### DATASET RECORDS

==========

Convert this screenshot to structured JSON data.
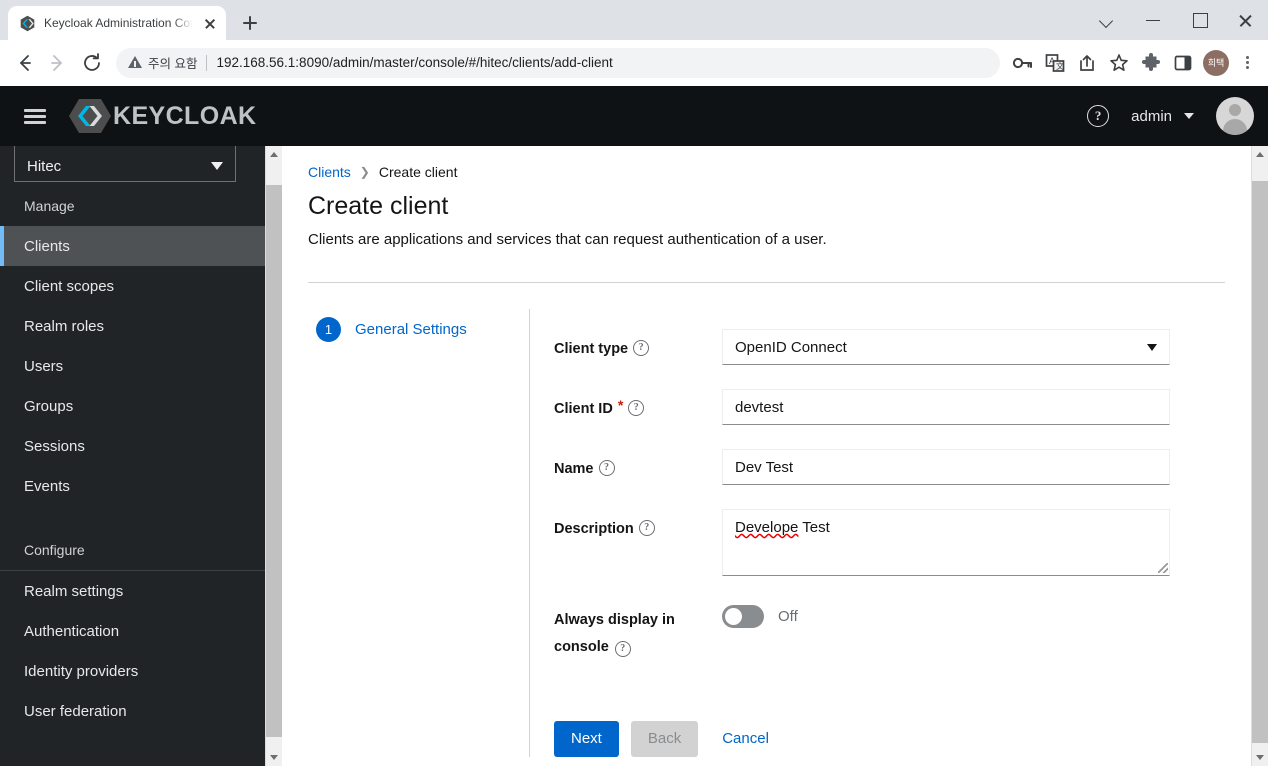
{
  "browser": {
    "tab": {
      "title": "Keycloak Administration Console",
      "favicon_icon": "keycloak-favicon",
      "close_icon": "close-icon"
    },
    "new_tab_icon": "plus-icon",
    "window_controls": {
      "chevron_icon": "chevron-down-icon",
      "minimize_icon": "minimize-icon",
      "maximize_icon": "maximize-icon",
      "close_icon": "close-icon"
    },
    "nav": {
      "back_icon": "arrow-left-icon",
      "forward_icon": "arrow-right-icon",
      "reload_icon": "reload-icon"
    },
    "omnibox": {
      "warning_icon": "warning-triangle-icon",
      "warning_text": "주의 요함",
      "url": "192.168.56.1:8090/admin/master/console/#/hitec/clients/add-client"
    },
    "toolbar_icons": [
      "key-icon",
      "translate-icon",
      "share-icon",
      "bookmark-star-icon",
      "extensions-puzzle-icon",
      "side-panel-icon"
    ],
    "profile": {
      "initials": "희택",
      "icon": "profile-avatar"
    },
    "menu_icon": "kebab-menu-icon"
  },
  "masthead": {
    "menu_icon": "hamburger-menu-icon",
    "logo_icon": "keycloak-logo-icon",
    "brand": "KEYCLOAK",
    "help_icon": "help-circle-icon",
    "user": "admin",
    "user_caret_icon": "chevron-down-icon",
    "avatar_icon": "user-avatar-icon"
  },
  "sidebar": {
    "realm": {
      "value": "Hitec",
      "caret_icon": "chevron-down-icon"
    },
    "sections": [
      {
        "title": "Manage",
        "items": [
          {
            "label": "Clients",
            "active": true
          },
          {
            "label": "Client scopes",
            "active": false
          },
          {
            "label": "Realm roles",
            "active": false
          },
          {
            "label": "Users",
            "active": false
          },
          {
            "label": "Groups",
            "active": false
          },
          {
            "label": "Sessions",
            "active": false
          },
          {
            "label": "Events",
            "active": false
          }
        ]
      },
      {
        "title": "Configure",
        "items": [
          {
            "label": "Realm settings",
            "active": false
          },
          {
            "label": "Authentication",
            "active": false
          },
          {
            "label": "Identity providers",
            "active": false
          },
          {
            "label": "User federation",
            "active": false
          }
        ]
      }
    ]
  },
  "breadcrumb": {
    "parent": "Clients",
    "separator_icon": "chevron-right-icon",
    "current": "Create client"
  },
  "page": {
    "title": "Create client",
    "subtitle": "Clients are applications and services that can request authentication of a user."
  },
  "wizard": {
    "steps": [
      {
        "number": "1",
        "label": "General Settings"
      }
    ]
  },
  "form": {
    "client_type": {
      "label": "Client type",
      "help_icon": "help-circle-icon",
      "value": "OpenID Connect",
      "caret_icon": "chevron-down-icon"
    },
    "client_id": {
      "label": "Client ID",
      "required_marker": "*",
      "help_icon": "help-circle-icon",
      "value": "devtest",
      "placeholder": ""
    },
    "name": {
      "label": "Name",
      "help_icon": "help-circle-icon",
      "value": "Dev Test",
      "placeholder": ""
    },
    "description": {
      "label": "Description",
      "help_icon": "help-circle-icon",
      "value_misspelled": "Develope",
      "value_rest": " Test",
      "placeholder": "",
      "resize_grip_icon": "resize-handle-icon"
    },
    "always_display": {
      "label_line1": "Always display in",
      "label_line2": "console",
      "help_icon": "help-circle-icon",
      "state": "Off"
    }
  },
  "actions": {
    "next": "Next",
    "back": "Back",
    "cancel": "Cancel"
  },
  "colors": {
    "primary_blue": "#0066cc",
    "link_blue": "#0066cc",
    "sidebar_bg": "#212427",
    "sidebar_active_bg": "#4f5255",
    "sidebar_accent": "#73bcf7",
    "masthead_bg": "#0f1214",
    "required_red": "#c9190b",
    "disabled_gray": "#d2d2d2"
  }
}
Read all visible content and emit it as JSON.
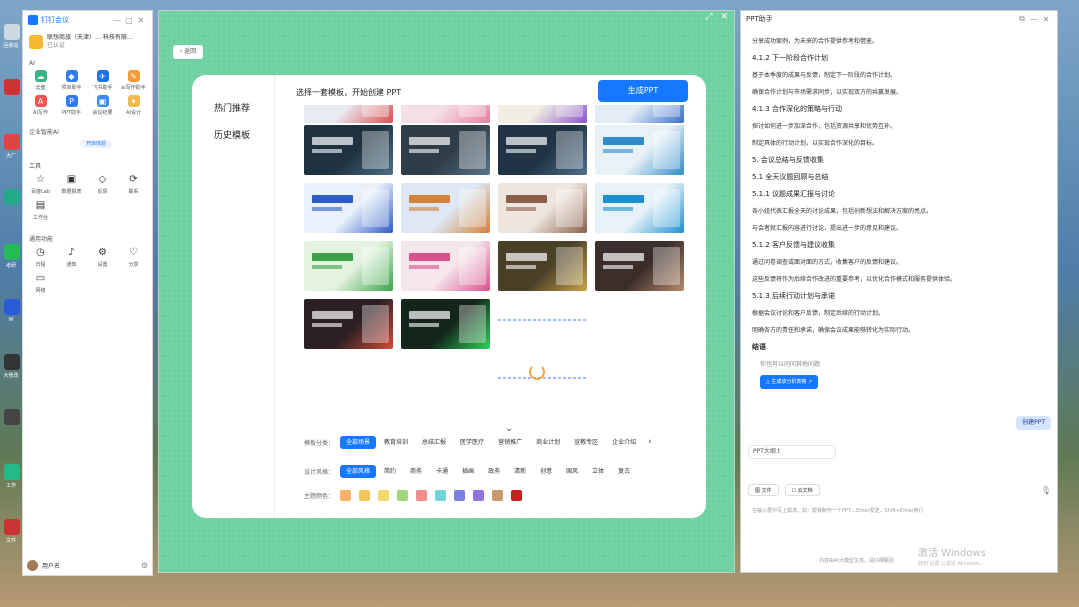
{
  "desktop": {
    "icons": [
      {
        "label": "回收站",
        "color": "#cfd8e0"
      },
      {
        "label": "",
        "color": "#c33"
      },
      {
        "label": "大厂",
        "color": "#d44"
      },
      {
        "label": "",
        "color": "#2a8"
      },
      {
        "label": "考研",
        "color": "#2b5"
      },
      {
        "label": "W",
        "color": "#2a5bd7"
      },
      {
        "label": "大修改",
        "color": "#333"
      },
      {
        "label": "",
        "color": "#444"
      },
      {
        "label": "工作",
        "color": "#2b8"
      },
      {
        "label": "文件",
        "color": "#c33"
      }
    ]
  },
  "left_panel": {
    "brand": "钉钉会议",
    "org_name": "联想商旅（天津）… 科技有限…",
    "org_sub": "已认证",
    "ai_title": "AI",
    "ai_apps": [
      {
        "label": "云盘",
        "color": "#36b37e",
        "icon": "☁"
      },
      {
        "label": "项目助手",
        "color": "#2f7cf6",
        "icon": "◆"
      },
      {
        "label": "飞书助手",
        "color": "#1a73e8",
        "icon": "✈"
      },
      {
        "label": "ai写作助手",
        "color": "#f59a3a",
        "icon": "✎"
      },
      {
        "label": "AI写作",
        "color": "#f25252",
        "icon": "A"
      },
      {
        "label": "PPT助手",
        "color": "#2f7cf6",
        "icon": "P"
      },
      {
        "label": "会议纪要",
        "color": "#3c8bf7",
        "icon": "▣"
      },
      {
        "label": "AI设计",
        "color": "#f2b84b",
        "icon": "✦"
      }
    ],
    "enterprise_title": "企业智能AI",
    "badge": "开启体验",
    "tools_title": "工具",
    "tools": [
      {
        "label": "百度Lab",
        "icon": "☆"
      },
      {
        "label": "数据报表",
        "icon": "▣"
      },
      {
        "label": "反馈",
        "icon": "◇"
      },
      {
        "label": "联系",
        "icon": "⟳"
      },
      {
        "label": "工作台",
        "icon": "▤"
      }
    ],
    "common_title": "通用功能",
    "common": [
      {
        "label": "日程",
        "icon": "◷"
      },
      {
        "label": "通知",
        "icon": "♪"
      },
      {
        "label": "设置",
        "icon": "⚙"
      },
      {
        "label": "分享",
        "icon": "♡"
      },
      {
        "label": "网络",
        "icon": "▭"
      }
    ],
    "user_name": "用户名"
  },
  "middle": {
    "back_label": "‹ 返回",
    "side_items": [
      "热门推荐",
      "历史模板"
    ],
    "heading": "选择一套模板，开始创建 PPT",
    "generate_label": "生成PPT",
    "templates": [
      {
        "c1": "#e8eaf2",
        "c2": "#d94f4f"
      },
      {
        "c1": "#f4dfe6",
        "c2": "#e77fa0"
      },
      {
        "c1": "#f1efe3",
        "c2": "#8a55c9"
      },
      {
        "c1": "#e4ecf5",
        "c2": "#3b6fc9"
      },
      {
        "c1": "#1f3240",
        "c2": "#4a6f86"
      },
      {
        "c1": "#2f3d48",
        "c2": "#5a7489"
      },
      {
        "c1": "#203445",
        "c2": "#4f6e8a"
      },
      {
        "c1": "#e8f1f6",
        "c2": "#2d8bc9"
      },
      {
        "c1": "#e9f0fb",
        "c2": "#2d5cc7"
      },
      {
        "c1": "#dde8f4",
        "c2": "#d4813b"
      },
      {
        "c1": "#ede5de",
        "c2": "#8a5f4a"
      },
      {
        "c1": "#e6f2f8",
        "c2": "#1c8fd0"
      },
      {
        "c1": "#e3f3df",
        "c2": "#3aa34a"
      },
      {
        "c1": "#f5e6ec",
        "c2": "#d9508b"
      },
      {
        "c1": "#4a4028",
        "c2": "#c9a24a"
      },
      {
        "c1": "#3a2d2a",
        "c2": "#b78b6b"
      },
      {
        "c1": "#2b1f24",
        "c2": "#d14b3a"
      },
      {
        "c1": "#14261b",
        "c2": "#2fd05a"
      }
    ],
    "filters": [
      {
        "label": "模板分类：",
        "chips": [
          "全部场景",
          "教育培训",
          "总结汇报",
          "医学医疗",
          "营销推广",
          "商业计划",
          "宣教专区",
          "企业介绍"
        ],
        "active": 0
      },
      {
        "label": "设计风格：",
        "chips": [
          "全部风格",
          "简约",
          "商务",
          "卡通",
          "插画",
          "政务",
          "清新",
          "创意",
          "国风",
          "立体",
          "复古"
        ],
        "active": 0
      }
    ],
    "color_label": "主题颜色：",
    "colors": [
      "#f6b26b",
      "#f4c35a",
      "#f3d86b",
      "#9ed87a",
      "#f28b8b",
      "#6fd3d8",
      "#7b7fe0",
      "#8f74e0",
      "#c69a6b",
      "#c9201f"
    ]
  },
  "right_panel": {
    "title": "PPT助手",
    "lines": [
      {
        "t": "分享成功案例，为未来的合作提供参考和借鉴。",
        "h": false
      },
      {
        "t": "4.1.2 下一阶段合作计划",
        "h": true
      },
      {
        "t": "基于本季度的成果与反馈，制定下一阶段的合作计划。",
        "h": false
      },
      {
        "t": "确保合作计划与市场需求同步，以实现双方的共赢发展。",
        "h": false
      },
      {
        "t": "4.1.3 合作深化的策略与行动",
        "h": true
      },
      {
        "t": "探讨如何进一步加深合作，包括资源共享和优势互补。",
        "h": false
      },
      {
        "t": "制定具体的行动计划，以实现合作深化的目标。",
        "h": false
      },
      {
        "t": "5. 会议总结与反馈收集",
        "h": true
      },
      {
        "t": "5.1 全天议题回顾与总结",
        "h": true
      },
      {
        "t": "5.1.1 议题成果汇报与讨论",
        "h": true
      },
      {
        "t": "各小组代表汇报全天的讨论成果，包括创新想法和解决方案的亮点。",
        "h": false
      },
      {
        "t": "与会者就汇报内容进行讨论，提出进一步的意见和建议。",
        "h": false
      },
      {
        "t": "5.1.2 客户反馈与建议收集",
        "h": true
      },
      {
        "t": "通过问卷调查或面对面的方式，收集客户的反馈和建议。",
        "h": false
      },
      {
        "t": "这些反馈将作为后续合作改进的重要参考，以优化合作模式和服务提供体验。",
        "h": false
      },
      {
        "t": "5.1.3 后续行动计划与承诺",
        "h": true
      },
      {
        "t": "根据会议讨论和客户反馈，制定后续的行动计划。",
        "h": false
      },
      {
        "t": "明确各方的责任和承诺，确保会议成果能够转化为实际行动。",
        "h": false
      }
    ],
    "end_title": "结语",
    "tip": "你也可以问问其他问题",
    "gen_btn": "△ 生成该分析表格 ↗",
    "me_msg": "创建PPT",
    "file_label": "PPT大纲.t",
    "inbar": [
      "图 文件",
      "☐ 云文档"
    ],
    "placeholder": "在输入框中写上需求，如：帮我制作一个PPT…Enter发送，Shift+Enter换行",
    "footer": "内容由AI大模型生成，请仔细甄别",
    "watermark1": "激活 Windows",
    "watermark2": "转到'设置'以激活 Windows。"
  }
}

==========

### TASK DETAILS
Where a line above holds the string "JSON", show that line.

### WRITTEN REPLY
Convert this screenshot to structured JSON data.
Read all visible content and emit it as JSON.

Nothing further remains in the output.